"""

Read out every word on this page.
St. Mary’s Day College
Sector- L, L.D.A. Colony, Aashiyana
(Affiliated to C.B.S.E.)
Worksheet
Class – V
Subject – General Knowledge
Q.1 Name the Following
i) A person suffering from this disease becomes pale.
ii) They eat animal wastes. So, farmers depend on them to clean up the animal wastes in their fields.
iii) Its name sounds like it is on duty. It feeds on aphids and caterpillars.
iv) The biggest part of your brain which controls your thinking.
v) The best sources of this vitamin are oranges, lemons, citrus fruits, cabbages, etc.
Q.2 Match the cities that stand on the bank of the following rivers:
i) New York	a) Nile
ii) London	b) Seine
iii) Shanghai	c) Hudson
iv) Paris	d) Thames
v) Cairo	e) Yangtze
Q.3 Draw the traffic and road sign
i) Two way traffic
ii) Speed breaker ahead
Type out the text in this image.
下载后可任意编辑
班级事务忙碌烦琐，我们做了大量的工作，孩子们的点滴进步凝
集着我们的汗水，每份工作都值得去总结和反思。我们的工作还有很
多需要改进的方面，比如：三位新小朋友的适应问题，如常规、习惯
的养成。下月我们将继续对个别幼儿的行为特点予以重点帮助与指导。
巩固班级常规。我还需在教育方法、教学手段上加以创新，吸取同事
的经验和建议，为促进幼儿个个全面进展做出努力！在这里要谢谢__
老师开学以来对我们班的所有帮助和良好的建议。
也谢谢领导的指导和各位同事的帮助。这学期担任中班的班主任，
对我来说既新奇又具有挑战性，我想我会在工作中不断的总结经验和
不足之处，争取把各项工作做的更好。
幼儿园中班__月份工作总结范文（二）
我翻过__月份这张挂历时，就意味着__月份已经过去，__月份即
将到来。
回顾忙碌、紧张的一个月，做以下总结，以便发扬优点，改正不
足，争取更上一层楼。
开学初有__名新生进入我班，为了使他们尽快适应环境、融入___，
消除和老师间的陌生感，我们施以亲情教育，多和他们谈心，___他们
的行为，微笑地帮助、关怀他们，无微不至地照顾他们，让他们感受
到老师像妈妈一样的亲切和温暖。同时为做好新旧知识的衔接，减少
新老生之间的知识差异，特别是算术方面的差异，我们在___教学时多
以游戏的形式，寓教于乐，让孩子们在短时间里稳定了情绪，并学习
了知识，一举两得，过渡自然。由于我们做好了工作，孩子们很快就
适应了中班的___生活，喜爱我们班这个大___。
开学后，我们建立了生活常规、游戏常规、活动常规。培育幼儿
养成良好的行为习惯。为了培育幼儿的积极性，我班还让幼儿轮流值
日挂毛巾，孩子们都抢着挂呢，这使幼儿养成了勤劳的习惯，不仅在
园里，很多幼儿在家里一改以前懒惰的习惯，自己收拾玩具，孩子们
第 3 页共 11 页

"""

Only lines holding the string "this" are wanted; gather each one from the entries above.

_COMPLETED EXERCISE_
Read out every word on this page.
i) A person suffering from this disease becomes pale.
v) The best sources of this vitamin are oranges, lemons, citrus fruits, cabbages, etc.
Type out the text in this image.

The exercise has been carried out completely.